- [Work to do]: Work out the number of lines containing "this". Answer with nothing but that number.

- [Stored data]:
_ _ _

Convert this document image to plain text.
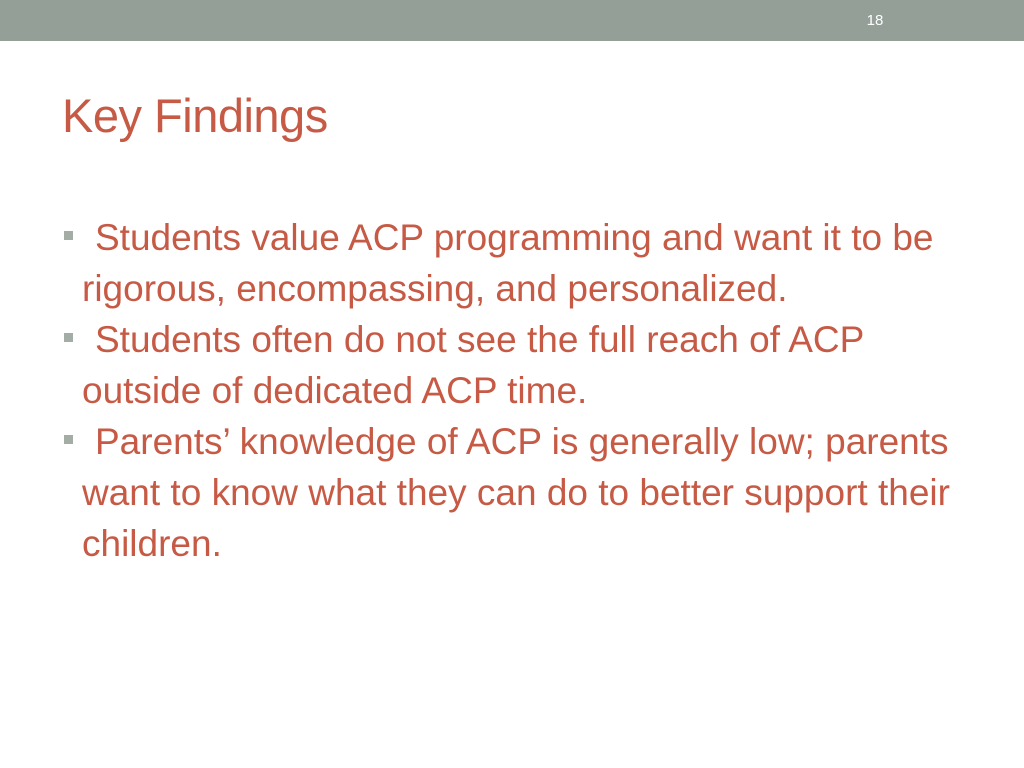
18
Key Findings
Students value ACP programming and want it to be rigorous, encompassing, and personalized.
Students often do not see the full reach of ACP outside of dedicated ACP time.
Parents’ knowledge of ACP is generally low; parents want to know what they can do to better support their children.
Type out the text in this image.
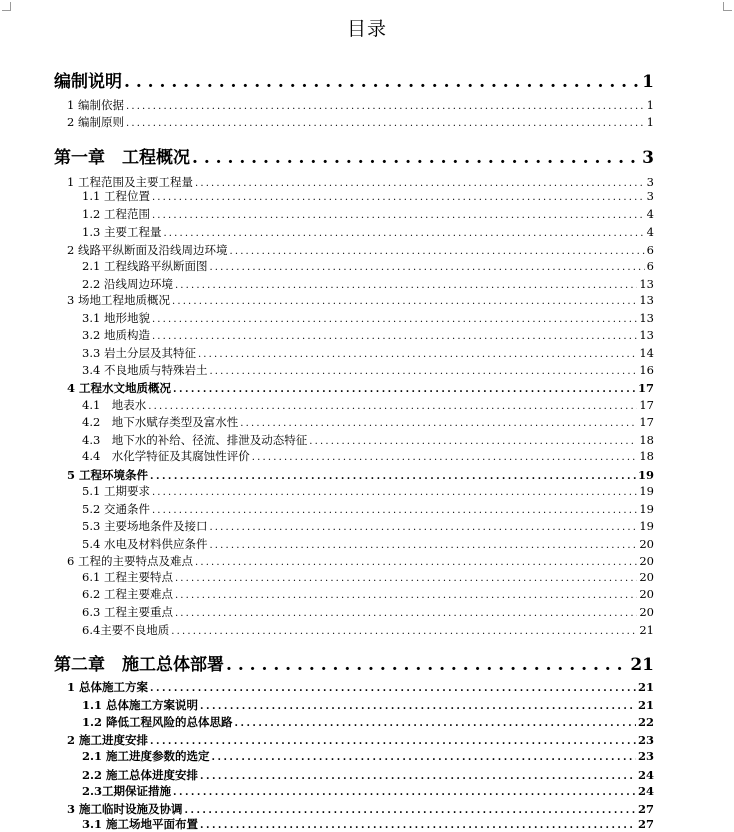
目录
编制说明 . . .	1
1 编制依据 . . .	1
2 编制原则 . . .	1
第一章　工程概况 . . .	3
1 工程范围及主要工程量 . . .	3
1.1 工程位置 . . .	3
1.2 工程范围 . . .	4
1.3 主要工程量 . . .	4
2 线路平纵断面及沿线周边环境 . . .	6
2.1 工程线路平纵断面图 . . .	6
2.2 沿线周边环境 . . .	13
3 场地工程地质概况 . . .	13
3.1 地形地貌 . . .	13
3.2 地质构造 . . .	13
3.3 岩土分层及其特征 . . .	14
3.4 不良地质与特殊岩土 . . .	16
4 工程水文地质概况 . . .	17
4.1　地表水 . . .	17
4.2　地下水赋存类型及富水性 . . .	17
4.3　地下水的补给、径流、排泄及动态特征 . . .	18
4.4　水化学特征及其腐蚀性评价 . . .	18
5 工程环境条件 . . .	19
5.1 工期要求 . . .	19
5.2 交通条件 . . .	19
5.3 主要场地条件及接口 . . .	19
5.4 水电及材料供应条件 . . .	20
6 工程的主要特点及难点 . . .	20
6.1 工程主要特点 . . .	20
6.2 工程主要难点 . . .	20
6.3 工程主要重点 . . .	20
6.4主要不良地质 . . .	21
第二章　施工总体部署 . . .	21
1 总体施工方案 . . .	21
1.1 总体施工方案说明 . . .	21
1.2 降低工程风险的总体思路 . . .	22
2 施工进度安排 . . .	23
2.1 施工进度参数的选定 . . .	23
2.2 施工总体进度安排 . . .	24
2.3工期保证措施 . . .	24
3 施工临时设施及协调 . . .	27
3.1 施工场地平面布置 . . .	27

_ _ _

- [Result]: 2